Extracted data
=-=-=
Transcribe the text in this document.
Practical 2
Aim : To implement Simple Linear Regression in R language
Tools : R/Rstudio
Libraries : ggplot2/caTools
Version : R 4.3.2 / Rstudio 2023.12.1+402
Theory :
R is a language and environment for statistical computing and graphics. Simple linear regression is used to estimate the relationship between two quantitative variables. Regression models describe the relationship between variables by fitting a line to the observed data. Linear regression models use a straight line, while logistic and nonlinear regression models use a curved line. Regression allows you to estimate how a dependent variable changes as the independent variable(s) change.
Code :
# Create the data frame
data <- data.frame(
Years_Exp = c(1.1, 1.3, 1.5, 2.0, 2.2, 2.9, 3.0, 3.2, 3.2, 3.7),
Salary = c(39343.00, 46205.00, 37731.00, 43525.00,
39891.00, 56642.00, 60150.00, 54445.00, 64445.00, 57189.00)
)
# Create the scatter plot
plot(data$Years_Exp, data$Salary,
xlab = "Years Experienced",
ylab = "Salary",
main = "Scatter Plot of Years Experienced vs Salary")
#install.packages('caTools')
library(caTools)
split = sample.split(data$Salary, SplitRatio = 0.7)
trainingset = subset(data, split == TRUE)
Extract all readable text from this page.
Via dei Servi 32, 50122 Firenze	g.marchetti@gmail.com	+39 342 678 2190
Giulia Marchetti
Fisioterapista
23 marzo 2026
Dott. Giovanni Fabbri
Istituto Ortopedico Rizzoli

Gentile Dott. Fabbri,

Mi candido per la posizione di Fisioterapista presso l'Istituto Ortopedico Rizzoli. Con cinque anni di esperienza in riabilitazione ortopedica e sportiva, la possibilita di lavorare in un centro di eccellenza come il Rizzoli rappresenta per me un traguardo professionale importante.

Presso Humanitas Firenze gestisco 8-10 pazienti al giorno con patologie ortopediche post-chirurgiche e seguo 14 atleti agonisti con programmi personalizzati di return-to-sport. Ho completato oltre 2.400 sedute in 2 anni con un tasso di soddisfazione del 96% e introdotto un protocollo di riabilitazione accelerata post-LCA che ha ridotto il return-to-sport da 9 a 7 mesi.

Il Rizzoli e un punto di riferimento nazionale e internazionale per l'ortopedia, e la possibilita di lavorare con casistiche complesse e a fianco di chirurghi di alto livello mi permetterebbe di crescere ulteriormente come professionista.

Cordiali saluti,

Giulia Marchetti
=-=-=
What to work on
The listing above must be transcribed exactly, line by line.

Task solution
Transcribe the text in this document.
Practical 2
Aim : To implement Simple Linear Regression in R language
Tools : R/Rstudio
Libraries : ggplot2/caTools
Version : R 4.3.2 / Rstudio 2023.12.1+402
Theory :
R is a language and environment for statistical computing and graphics. Simple linear regression is used to estimate the relationship between two quantitative variables. Regression models describe the relationship between variables by fitting a line to the observed data. Linear regression models use a straight line, while logistic and nonlinear regression models use a curved line. Regression allows you to estimate how a dependent variable changes as the independent variable(s) change.
Code :
# Create the data frame
data <- data.frame(
Years_Exp = c(1.1, 1.3, 1.5, 2.0, 2.2, 2.9, 3.0, 3.2, 3.2, 3.7),
Salary = c(39343.00, 46205.00, 37731.00, 43525.00,
39891.00, 56642.00, 60150.00, 54445.00, 64445.00, 57189.00)
)
# Create the scatter plot
plot(data$Years_Exp, data$Salary,
xlab = "Years Experienced",
ylab = "Salary",
main = "Scatter Plot of Years Experienced vs Salary")
#install.packages('caTools')
library(caTools)
split = sample.split(data$Salary, SplitRatio = 0.7)
trainingset = subset(data, split == TRUE)
Extract all readable text from this page.
Via dei Servi 32, 50122 Firenze	g.marchetti@gmail.com	+39 342 678 2190
Giulia Marchetti
Fisioterapista
23 marzo 2026
Dott. Giovanni Fabbri
Istituto Ortopedico Rizzoli

Gentile Dott. Fabbri,

Mi candido per la posizione di Fisioterapista presso l'Istituto Ortopedico Rizzoli. Con cinque anni di esperienza in riabilitazione ortopedica e sportiva, la possibilita di lavorare in un centro di eccellenza come il Rizzoli rappresenta per me un traguardo professionale importante.

Presso Humanitas Firenze gestisco 8-10 pazienti al giorno con patologie ortopediche post-chirurgiche e seguo 14 atleti agonisti con programmi personalizzati di return-to-sport. Ho completato oltre 2.400 sedute in 2 anni con un tasso di soddisfazione del 96% e introdotto un protocollo di riabilitazione accelerata post-LCA che ha ridotto il return-to-sport da 9 a 7 mesi.

Il Rizzoli e un punto di riferimento nazionale e internazionale per l'ortopedia, e la possibilita di lavorare con casistiche complesse e a fianco di chirurghi di alto livello mi permetterebbe di crescere ulteriormente come professionista.

Cordiali saluti,

Giulia Marchetti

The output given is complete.